▸ Material to process:
#####

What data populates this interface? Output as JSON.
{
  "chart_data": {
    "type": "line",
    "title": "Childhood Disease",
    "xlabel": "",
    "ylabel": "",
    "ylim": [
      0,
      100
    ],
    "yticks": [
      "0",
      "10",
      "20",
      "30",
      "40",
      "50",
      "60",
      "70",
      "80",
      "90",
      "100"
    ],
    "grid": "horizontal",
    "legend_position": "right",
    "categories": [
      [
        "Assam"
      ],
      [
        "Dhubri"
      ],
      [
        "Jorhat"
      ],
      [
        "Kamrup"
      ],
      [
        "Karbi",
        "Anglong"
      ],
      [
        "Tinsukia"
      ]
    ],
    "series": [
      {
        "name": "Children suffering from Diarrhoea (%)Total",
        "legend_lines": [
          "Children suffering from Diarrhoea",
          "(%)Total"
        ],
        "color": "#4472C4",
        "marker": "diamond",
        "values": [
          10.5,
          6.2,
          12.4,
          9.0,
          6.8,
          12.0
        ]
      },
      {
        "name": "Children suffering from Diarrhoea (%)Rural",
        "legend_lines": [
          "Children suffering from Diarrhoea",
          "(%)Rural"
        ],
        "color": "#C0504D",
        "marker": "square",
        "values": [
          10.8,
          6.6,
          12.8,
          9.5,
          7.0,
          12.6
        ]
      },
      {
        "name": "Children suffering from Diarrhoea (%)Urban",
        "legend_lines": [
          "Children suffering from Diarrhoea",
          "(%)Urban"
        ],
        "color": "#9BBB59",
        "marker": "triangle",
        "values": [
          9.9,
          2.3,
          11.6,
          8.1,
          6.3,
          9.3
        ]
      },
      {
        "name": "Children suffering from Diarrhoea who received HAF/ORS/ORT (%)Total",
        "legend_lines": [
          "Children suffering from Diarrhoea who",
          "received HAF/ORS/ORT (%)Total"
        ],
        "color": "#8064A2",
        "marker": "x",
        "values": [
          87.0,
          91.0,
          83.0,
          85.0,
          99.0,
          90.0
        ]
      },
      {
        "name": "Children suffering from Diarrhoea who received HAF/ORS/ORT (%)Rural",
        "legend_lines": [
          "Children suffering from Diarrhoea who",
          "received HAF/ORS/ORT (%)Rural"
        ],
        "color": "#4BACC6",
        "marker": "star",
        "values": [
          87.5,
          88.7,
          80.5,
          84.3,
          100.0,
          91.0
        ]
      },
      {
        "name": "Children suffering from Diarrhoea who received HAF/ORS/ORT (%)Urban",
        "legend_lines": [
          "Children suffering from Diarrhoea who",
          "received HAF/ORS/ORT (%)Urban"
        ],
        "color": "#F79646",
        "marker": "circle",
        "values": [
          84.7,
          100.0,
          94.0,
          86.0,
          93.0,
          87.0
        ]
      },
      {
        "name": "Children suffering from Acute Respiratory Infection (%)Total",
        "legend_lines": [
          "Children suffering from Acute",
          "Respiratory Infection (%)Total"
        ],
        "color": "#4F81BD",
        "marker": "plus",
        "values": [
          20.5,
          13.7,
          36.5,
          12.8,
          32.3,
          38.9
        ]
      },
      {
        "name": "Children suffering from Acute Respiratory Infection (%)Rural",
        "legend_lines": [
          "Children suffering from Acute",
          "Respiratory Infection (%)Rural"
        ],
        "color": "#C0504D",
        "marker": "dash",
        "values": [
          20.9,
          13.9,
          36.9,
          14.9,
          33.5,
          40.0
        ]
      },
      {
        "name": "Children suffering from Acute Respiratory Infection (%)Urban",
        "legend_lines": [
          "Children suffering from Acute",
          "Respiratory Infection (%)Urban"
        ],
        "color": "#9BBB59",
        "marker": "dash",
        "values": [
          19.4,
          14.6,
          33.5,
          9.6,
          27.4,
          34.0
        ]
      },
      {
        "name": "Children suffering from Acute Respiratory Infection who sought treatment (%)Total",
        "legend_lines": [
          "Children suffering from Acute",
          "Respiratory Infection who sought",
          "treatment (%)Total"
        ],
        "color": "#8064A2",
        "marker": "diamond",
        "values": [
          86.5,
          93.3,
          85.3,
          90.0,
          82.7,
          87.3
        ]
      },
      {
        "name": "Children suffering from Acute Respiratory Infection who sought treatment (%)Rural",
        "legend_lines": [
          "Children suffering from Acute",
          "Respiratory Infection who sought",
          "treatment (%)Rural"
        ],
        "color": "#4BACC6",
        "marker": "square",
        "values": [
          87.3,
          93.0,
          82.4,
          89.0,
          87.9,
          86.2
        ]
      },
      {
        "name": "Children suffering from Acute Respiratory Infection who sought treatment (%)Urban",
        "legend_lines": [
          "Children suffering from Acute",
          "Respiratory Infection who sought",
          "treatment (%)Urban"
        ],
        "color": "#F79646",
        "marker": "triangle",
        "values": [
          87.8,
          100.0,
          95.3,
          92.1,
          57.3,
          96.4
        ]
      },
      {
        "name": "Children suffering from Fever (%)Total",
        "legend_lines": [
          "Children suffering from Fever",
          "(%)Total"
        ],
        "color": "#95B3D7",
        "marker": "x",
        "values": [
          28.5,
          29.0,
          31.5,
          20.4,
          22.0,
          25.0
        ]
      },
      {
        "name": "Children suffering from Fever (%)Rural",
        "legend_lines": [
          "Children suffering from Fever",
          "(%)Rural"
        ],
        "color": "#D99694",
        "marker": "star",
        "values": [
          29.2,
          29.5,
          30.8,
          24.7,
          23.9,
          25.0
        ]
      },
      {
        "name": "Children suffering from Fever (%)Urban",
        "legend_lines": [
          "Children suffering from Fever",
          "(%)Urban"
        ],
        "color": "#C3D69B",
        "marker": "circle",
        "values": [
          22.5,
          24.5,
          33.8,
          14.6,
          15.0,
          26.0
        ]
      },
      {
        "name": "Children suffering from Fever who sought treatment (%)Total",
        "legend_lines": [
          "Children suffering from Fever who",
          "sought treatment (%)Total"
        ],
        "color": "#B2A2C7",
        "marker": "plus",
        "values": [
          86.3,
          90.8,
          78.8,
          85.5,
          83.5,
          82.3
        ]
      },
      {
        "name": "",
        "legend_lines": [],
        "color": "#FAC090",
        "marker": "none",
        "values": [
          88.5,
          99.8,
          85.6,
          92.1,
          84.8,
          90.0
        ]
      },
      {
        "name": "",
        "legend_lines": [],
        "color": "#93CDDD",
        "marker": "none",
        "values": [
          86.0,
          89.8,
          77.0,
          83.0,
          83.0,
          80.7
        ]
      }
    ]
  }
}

#####

▸ Exercise description:
All of the entries should be written out again exactly.

▸ Full answer:
What data populates this interface? Output as JSON.
{
  "chart_data": {
    "type": "line",
    "title": "Childhood Disease",
    "xlabel": "",
    "ylabel": "",
    "ylim": [
      0,
      100
    ],
    "yticks": [
      "0",
      "10",
      "20",
      "30",
      "40",
      "50",
      "60",
      "70",
      "80",
      "90",
      "100"
    ],
    "grid": "horizontal",
    "legend_position": "right",
    "categories": [
      [
        "Assam"
      ],
      [
        "Dhubri"
      ],
      [
        "Jorhat"
      ],
      [
        "Kamrup"
      ],
      [
        "Karbi",
        "Anglong"
      ],
      [
        "Tinsukia"
      ]
    ],
    "series": [
      {
        "name": "Children suffering from Diarrhoea (%)Total",
        "legend_lines": [
          "Children suffering from Diarrhoea",
          "(%)Total"
        ],
        "color": "#4472C4",
        "marker": "diamond",
        "values": [
          10.5,
          6.2,
          12.4,
          9.0,
          6.8,
          12.0
        ]
      },
      {
        "name": "Children suffering from Diarrhoea (%)Rural",
        "legend_lines": [
          "Children suffering from Diarrhoea",
          "(%)Rural"
        ],
        "color": "#C0504D",
        "marker": "square",
        "values": [
          10.8,
          6.6,
          12.8,
          9.5,
          7.0,
          12.6
        ]
      },
      {
        "name": "Children suffering from Diarrhoea (%)Urban",
        "legend_lines": [
          "Children suffering from Diarrhoea",
          "(%)Urban"
        ],
        "color": "#9BBB59",
        "marker": "triangle",
        "values": [
          9.9,
          2.3,
          11.6,
          8.1,
          6.3,
          9.3
        ]
      },
      {
        "name": "Children suffering from Diarrhoea who received HAF/ORS/ORT (%)Total",
        "legend_lines": [
          "Children suffering from Diarrhoea who",
          "received HAF/ORS/ORT (%)Total"
        ],
        "color": "#8064A2",
        "marker": "x",
        "values": [
          87.0,
          91.0,
          83.0,
          85.0,
          99.0,
          90.0
        ]
      },
      {
        "name": "Children suffering from Diarrhoea who received HAF/ORS/ORT (%)Rural",
        "legend_lines": [
          "Children suffering from Diarrhoea who",
          "received HAF/ORS/ORT (%)Rural"
        ],
        "color": "#4BACC6",
        "marker": "star",
        "values": [
          87.5,
          88.7,
          80.5,
          84.3,
          100.0,
          91.0
        ]
      },
      {
        "name": "Children suffering from Diarrhoea who received HAF/ORS/ORT (%)Urban",
        "legend_lines": [
          "Children suffering from Diarrhoea who",
          "received HAF/ORS/ORT (%)Urban"
        ],
        "color": "#F79646",
        "marker": "circle",
        "values": [
          84.7,
          100.0,
          94.0,
          86.0,
          93.0,
          87.0
        ]
      },
      {
        "name": "Children suffering from Acute Respiratory Infection (%)Total",
        "legend_lines": [
          "Children suffering from Acute",
          "Respiratory Infection (%)Total"
        ],
        "color": "#4F81BD",
        "marker": "plus",
        "values": [
          20.5,
          13.7,
          36.5,
          12.8,
          32.3,
          38.9
        ]
      },
      {
        "name": "Children suffering from Acute Respiratory Infection (%)Rural",
        "legend_lines": [
          "Children suffering from Acute",
          "Respiratory Infection (%)Rural"
        ],
        "color": "#C0504D",
        "marker": "dash",
        "values": [
          20.9,
          13.9,
          36.9,
          14.9,
          33.5,
          40.0
        ]
      },
      {
        "name": "Children suffering from Acute Respiratory Infection (%)Urban",
        "legend_lines": [
          "Children suffering from Acute",
          "Respiratory Infection (%)Urban"
        ],
        "color": "#9BBB59",
        "marker": "dash",
        "values": [
          19.4,
          14.6,
          33.5,
          9.6,
          27.4,
          34.0
        ]
      },
      {
        "name": "Children suffering from Acute Respiratory Infection who sought treatment (%)Total",
        "legend_lines": [
          "Children suffering from Acute",
          "Respiratory Infection who sought",
          "treatment (%)Total"
        ],
        "color": "#8064A2",
        "marker": "diamond",
        "values": [
          86.5,
          93.3,
          85.3,
          90.0,
          82.7,
          87.3
        ]
      },
      {
        "name": "Children suffering from Acute Respiratory Infection who sought treatment (%)Rural",
        "legend_lines": [
          "Children suffering from Acute",
          "Respiratory Infection who sought",
          "treatment (%)Rural"
        ],
        "color": "#4BACC6",
        "marker": "square",
        "values": [
          87.3,
          93.0,
          82.4,
          89.0,
          87.9,
          86.2
        ]
      },
      {
        "name": "Children suffering from Acute Respiratory Infection who sought treatment (%)Urban",
        "legend_lines": [
          "Children suffering from Acute",
          "Respiratory Infection who sought",
          "treatment (%)Urban"
        ],
        "color": "#F79646",
        "marker": "triangle",
        "values": [
          87.8,
          100.0,
          95.3,
          92.1,
          57.3,
          96.4
        ]
      },
      {
        "name": "Children suffering from Fever (%)Total",
        "legend_lines": [
          "Children suffering from Fever",
          "(%)Total"
        ],
        "color": "#95B3D7",
        "marker": "x",
        "values": [
          28.5,
          29.0,
          31.5,
          20.4,
          22.0,
          25.0
        ]
      },
      {
        "name": "Children suffering from Fever (%)Rural",
        "legend_lines": [
          "Children suffering from Fever",
          "(%)Rural"
        ],
        "color": "#D99694",
        "marker": "star",
        "values": [
          29.2,
          29.5,
          30.8,
          24.7,
          23.9,
          25.0
        ]
      },
      {
        "name": "Children suffering from Fever (%)Urban",
        "legend_lines": [
          "Children suffering from Fever",
          "(%)Urban"
        ],
        "color": "#C3D69B",
        "marker": "circle",
        "values": [
          22.5,
          24.5,
          33.8,
          14.6,
          15.0,
          26.0
        ]
      },
      {
        "name": "Children suffering from Fever who sought treatment (%)Total",
        "legend_lines": [
          "Children suffering from Fever who",
          "sought treatment (%)Total"
        ],
        "color": "#B2A2C7",
        "marker": "plus",
        "values": [
          86.3,
          90.8,
          78.8,
          85.5,
          83.5,
          82.3
        ]
      },
      {
        "name": "",
        "legend_lines": [],
        "color": "#FAC090",
        "marker": "none",
        "values": [
          88.5,
          99.8,
          85.6,
          92.1,
          84.8,
          90.0
        ]
      },
      {
        "name": "",
        "legend_lines": [],
        "color": "#93CDDD",
        "marker": "none",
        "values": [
          86.0,
          89.8,
          77.0,
          83.0,
          83.0,
          80.7
        ]
      }
    ]
  }
}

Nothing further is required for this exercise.